> **Task description**
Reproduce each line that includes the word "minus".

> **Records for the task**
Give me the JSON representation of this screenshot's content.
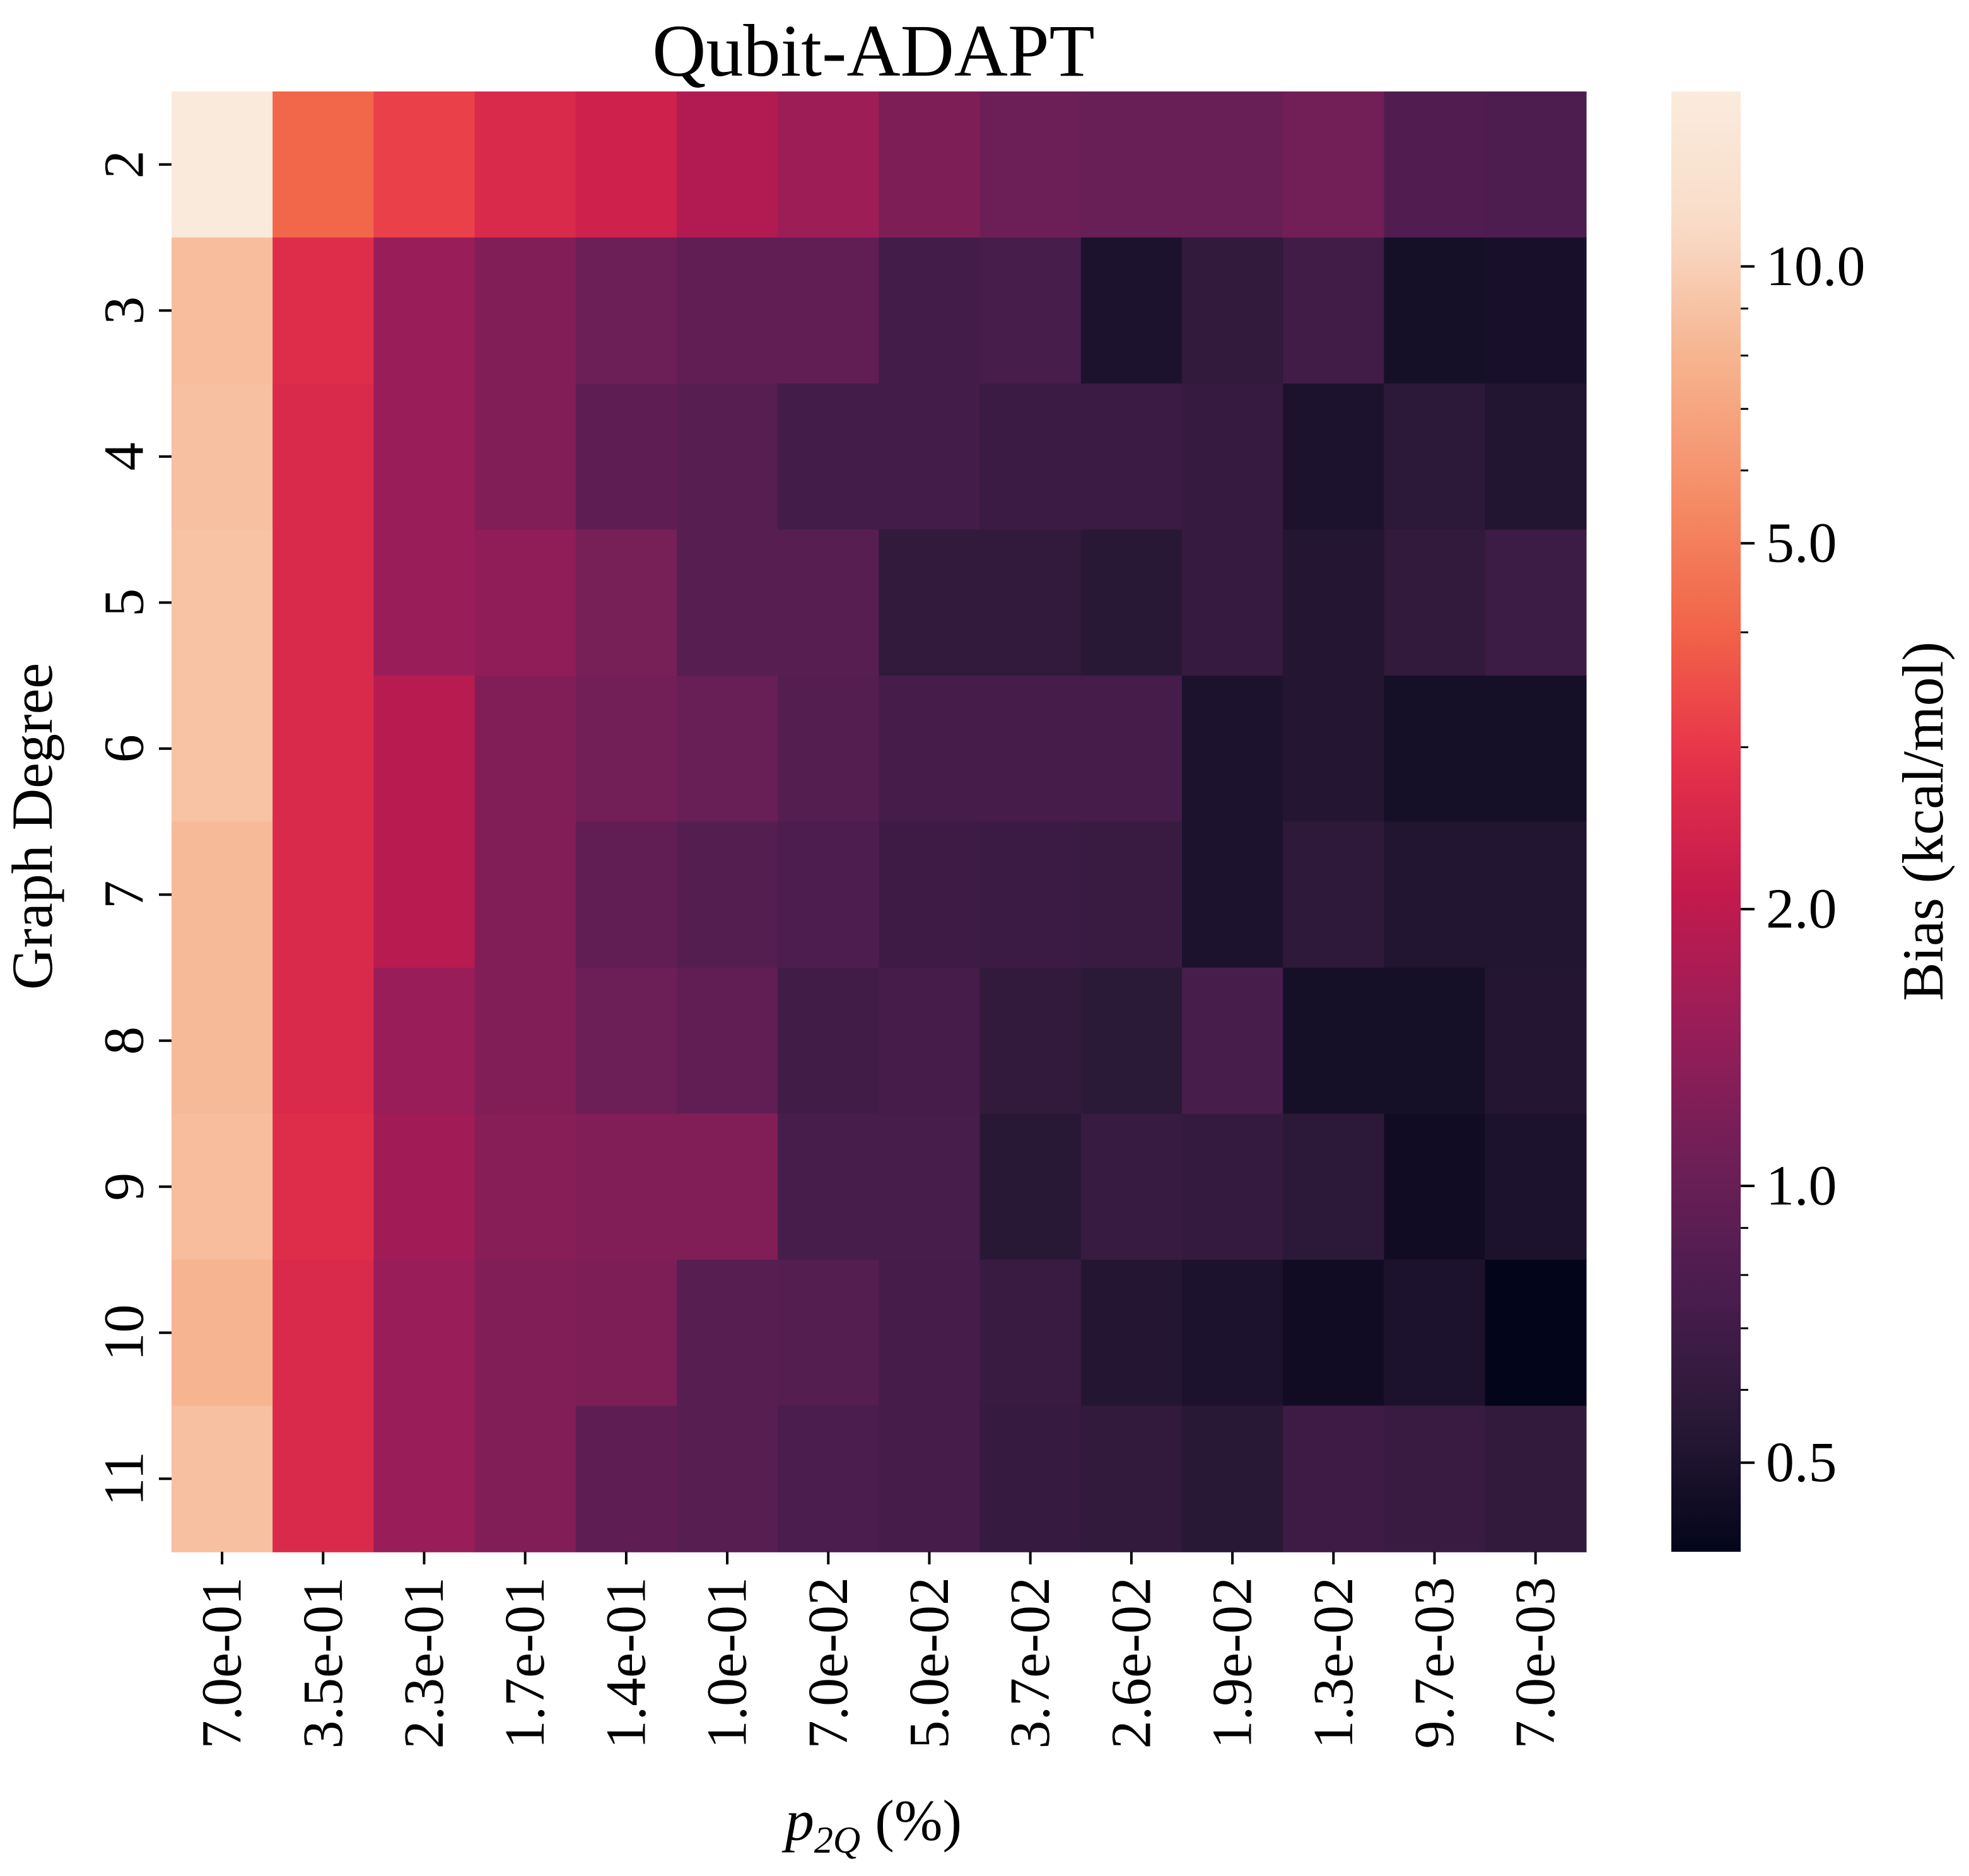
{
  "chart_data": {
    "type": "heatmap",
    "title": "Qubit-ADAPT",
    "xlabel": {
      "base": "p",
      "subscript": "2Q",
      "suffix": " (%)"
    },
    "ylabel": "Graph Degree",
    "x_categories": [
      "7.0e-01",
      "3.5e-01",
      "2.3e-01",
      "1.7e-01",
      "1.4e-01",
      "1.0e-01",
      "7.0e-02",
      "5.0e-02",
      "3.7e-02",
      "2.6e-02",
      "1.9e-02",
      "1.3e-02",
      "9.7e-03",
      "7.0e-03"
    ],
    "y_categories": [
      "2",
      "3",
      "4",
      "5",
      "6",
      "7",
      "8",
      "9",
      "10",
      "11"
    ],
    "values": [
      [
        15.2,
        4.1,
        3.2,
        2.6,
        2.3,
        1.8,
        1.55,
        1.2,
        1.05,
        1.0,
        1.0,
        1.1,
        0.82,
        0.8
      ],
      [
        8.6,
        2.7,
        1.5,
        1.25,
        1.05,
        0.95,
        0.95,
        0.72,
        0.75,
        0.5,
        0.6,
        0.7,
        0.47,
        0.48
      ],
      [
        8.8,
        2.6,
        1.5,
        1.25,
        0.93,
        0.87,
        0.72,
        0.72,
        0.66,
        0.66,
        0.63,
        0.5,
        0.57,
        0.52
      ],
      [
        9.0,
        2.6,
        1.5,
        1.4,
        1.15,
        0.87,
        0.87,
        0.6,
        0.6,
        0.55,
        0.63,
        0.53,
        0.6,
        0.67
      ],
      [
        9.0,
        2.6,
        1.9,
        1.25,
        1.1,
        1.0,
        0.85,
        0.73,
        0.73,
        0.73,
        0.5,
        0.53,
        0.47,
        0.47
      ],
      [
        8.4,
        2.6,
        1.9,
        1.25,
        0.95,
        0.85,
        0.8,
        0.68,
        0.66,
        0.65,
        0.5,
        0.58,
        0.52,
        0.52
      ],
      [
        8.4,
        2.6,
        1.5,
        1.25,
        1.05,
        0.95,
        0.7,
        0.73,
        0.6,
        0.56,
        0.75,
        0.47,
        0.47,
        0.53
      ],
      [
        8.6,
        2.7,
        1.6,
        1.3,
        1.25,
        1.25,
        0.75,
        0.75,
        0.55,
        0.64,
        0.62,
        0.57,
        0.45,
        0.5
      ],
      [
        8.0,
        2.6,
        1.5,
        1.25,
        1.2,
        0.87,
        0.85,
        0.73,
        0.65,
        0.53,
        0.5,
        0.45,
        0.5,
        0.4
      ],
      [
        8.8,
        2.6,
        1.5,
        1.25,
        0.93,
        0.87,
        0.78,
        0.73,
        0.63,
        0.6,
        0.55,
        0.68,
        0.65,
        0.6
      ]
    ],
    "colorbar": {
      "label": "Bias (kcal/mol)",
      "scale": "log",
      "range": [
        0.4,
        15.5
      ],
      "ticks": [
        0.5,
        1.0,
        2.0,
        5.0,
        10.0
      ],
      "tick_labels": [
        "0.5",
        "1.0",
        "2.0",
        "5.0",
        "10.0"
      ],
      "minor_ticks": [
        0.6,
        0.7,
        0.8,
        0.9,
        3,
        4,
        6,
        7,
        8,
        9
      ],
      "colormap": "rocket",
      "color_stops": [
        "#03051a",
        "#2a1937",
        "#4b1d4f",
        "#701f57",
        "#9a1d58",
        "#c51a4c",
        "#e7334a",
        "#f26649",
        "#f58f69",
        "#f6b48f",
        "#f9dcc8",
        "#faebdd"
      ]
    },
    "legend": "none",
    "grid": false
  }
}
* * *
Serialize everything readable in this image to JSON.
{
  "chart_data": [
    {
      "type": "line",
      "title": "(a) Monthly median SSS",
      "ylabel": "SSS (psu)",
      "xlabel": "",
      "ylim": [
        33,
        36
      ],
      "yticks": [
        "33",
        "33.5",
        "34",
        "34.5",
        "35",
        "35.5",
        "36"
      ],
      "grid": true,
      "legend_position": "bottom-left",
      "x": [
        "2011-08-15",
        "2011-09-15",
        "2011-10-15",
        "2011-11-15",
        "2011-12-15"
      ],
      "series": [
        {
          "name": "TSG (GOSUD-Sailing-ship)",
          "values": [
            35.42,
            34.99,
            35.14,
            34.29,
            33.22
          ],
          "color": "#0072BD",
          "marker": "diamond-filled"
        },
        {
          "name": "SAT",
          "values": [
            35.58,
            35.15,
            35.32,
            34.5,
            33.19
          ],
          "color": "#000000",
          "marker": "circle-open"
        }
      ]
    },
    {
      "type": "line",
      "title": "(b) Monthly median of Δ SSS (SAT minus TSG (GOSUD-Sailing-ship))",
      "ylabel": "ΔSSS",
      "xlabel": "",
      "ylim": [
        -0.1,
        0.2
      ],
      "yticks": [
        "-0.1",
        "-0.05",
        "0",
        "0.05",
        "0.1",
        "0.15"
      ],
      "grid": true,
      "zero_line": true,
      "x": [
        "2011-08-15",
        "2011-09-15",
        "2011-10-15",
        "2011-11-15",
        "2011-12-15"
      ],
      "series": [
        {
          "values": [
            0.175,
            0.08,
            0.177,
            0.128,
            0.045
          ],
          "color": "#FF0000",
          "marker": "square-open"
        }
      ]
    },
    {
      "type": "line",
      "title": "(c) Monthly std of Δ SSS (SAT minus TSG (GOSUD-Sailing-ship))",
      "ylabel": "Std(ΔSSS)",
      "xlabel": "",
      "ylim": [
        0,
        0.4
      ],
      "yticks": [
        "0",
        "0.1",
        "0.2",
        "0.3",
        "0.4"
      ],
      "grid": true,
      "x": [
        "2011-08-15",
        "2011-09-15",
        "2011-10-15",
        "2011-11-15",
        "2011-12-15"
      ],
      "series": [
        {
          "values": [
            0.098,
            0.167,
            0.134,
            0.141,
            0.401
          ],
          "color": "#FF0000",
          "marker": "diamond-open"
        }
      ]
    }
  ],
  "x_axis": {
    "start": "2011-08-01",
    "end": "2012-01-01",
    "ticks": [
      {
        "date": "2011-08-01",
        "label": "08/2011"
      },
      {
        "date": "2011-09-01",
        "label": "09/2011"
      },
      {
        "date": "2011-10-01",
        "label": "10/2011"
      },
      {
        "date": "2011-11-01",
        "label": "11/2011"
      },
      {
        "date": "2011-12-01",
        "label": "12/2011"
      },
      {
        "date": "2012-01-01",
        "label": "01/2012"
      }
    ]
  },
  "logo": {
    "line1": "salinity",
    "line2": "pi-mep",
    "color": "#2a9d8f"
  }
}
--
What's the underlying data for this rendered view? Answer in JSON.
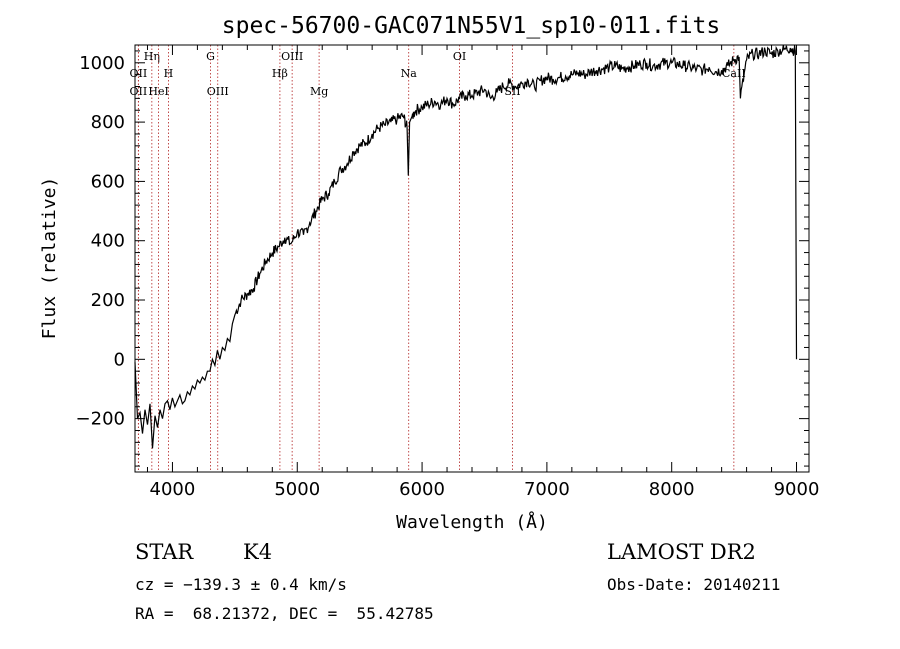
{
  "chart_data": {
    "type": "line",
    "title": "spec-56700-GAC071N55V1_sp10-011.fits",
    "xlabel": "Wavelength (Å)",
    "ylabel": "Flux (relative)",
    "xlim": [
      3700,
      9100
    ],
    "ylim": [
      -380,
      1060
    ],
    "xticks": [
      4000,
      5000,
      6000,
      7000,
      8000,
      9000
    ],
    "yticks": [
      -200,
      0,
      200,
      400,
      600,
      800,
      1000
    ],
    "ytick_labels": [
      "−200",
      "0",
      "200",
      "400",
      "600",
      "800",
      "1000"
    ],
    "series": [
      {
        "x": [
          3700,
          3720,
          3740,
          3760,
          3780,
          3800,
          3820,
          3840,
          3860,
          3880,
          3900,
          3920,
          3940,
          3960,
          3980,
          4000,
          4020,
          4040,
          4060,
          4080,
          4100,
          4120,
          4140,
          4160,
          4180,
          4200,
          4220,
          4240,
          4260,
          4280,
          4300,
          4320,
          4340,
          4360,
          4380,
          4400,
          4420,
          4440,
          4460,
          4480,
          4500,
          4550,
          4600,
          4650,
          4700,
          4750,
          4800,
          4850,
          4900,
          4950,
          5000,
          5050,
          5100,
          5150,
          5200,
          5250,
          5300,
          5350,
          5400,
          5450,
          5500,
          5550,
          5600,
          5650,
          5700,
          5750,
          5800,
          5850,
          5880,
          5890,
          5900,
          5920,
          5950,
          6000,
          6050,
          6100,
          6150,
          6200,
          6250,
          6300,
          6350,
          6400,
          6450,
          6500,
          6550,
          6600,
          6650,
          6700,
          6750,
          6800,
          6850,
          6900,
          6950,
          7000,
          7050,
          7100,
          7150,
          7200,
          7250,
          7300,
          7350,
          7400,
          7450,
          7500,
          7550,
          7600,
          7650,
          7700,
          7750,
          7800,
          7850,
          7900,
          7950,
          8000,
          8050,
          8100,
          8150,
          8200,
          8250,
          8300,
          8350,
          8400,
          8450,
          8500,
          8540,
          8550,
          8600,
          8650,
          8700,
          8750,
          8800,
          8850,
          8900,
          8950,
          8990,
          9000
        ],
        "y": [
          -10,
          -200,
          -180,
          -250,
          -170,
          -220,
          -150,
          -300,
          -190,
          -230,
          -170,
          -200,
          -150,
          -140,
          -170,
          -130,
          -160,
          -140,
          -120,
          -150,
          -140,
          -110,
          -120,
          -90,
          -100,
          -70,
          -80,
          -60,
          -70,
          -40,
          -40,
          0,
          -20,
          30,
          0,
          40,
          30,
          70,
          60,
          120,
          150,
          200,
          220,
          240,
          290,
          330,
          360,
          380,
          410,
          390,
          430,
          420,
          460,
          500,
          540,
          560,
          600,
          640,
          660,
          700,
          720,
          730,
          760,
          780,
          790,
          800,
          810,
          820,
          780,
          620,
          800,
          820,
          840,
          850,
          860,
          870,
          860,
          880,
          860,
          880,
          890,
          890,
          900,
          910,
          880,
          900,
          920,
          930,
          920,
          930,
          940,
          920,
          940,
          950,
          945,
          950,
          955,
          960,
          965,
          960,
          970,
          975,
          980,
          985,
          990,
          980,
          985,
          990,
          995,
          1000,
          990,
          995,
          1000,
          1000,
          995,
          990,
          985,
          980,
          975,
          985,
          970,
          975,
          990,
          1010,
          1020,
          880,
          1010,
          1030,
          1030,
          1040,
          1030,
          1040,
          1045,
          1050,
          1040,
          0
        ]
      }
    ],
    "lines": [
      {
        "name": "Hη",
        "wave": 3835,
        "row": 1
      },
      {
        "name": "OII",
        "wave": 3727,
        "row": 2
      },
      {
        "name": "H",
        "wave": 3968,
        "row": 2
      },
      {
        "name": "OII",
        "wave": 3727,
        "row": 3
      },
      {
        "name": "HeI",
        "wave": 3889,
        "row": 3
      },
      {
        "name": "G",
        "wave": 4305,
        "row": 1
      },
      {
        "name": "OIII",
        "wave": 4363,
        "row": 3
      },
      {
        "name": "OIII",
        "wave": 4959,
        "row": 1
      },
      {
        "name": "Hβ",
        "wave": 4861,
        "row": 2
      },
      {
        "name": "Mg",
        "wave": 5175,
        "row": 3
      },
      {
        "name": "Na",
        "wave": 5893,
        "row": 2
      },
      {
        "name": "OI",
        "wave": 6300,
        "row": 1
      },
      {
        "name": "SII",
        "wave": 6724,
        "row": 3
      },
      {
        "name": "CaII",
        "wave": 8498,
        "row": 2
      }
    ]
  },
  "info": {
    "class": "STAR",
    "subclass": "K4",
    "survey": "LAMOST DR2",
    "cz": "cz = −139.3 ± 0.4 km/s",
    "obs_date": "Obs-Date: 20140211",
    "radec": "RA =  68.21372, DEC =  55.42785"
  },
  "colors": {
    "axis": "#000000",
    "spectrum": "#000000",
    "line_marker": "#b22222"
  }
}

> **Output**
      "title": "(b) Monthly median of Δ SSS (SAT minus TSG (GOSUD-Sailing-ship))",
      "title": "(c) Monthly std of Δ SSS (SAT minus TSG (GOSUD-Sailing-ship))",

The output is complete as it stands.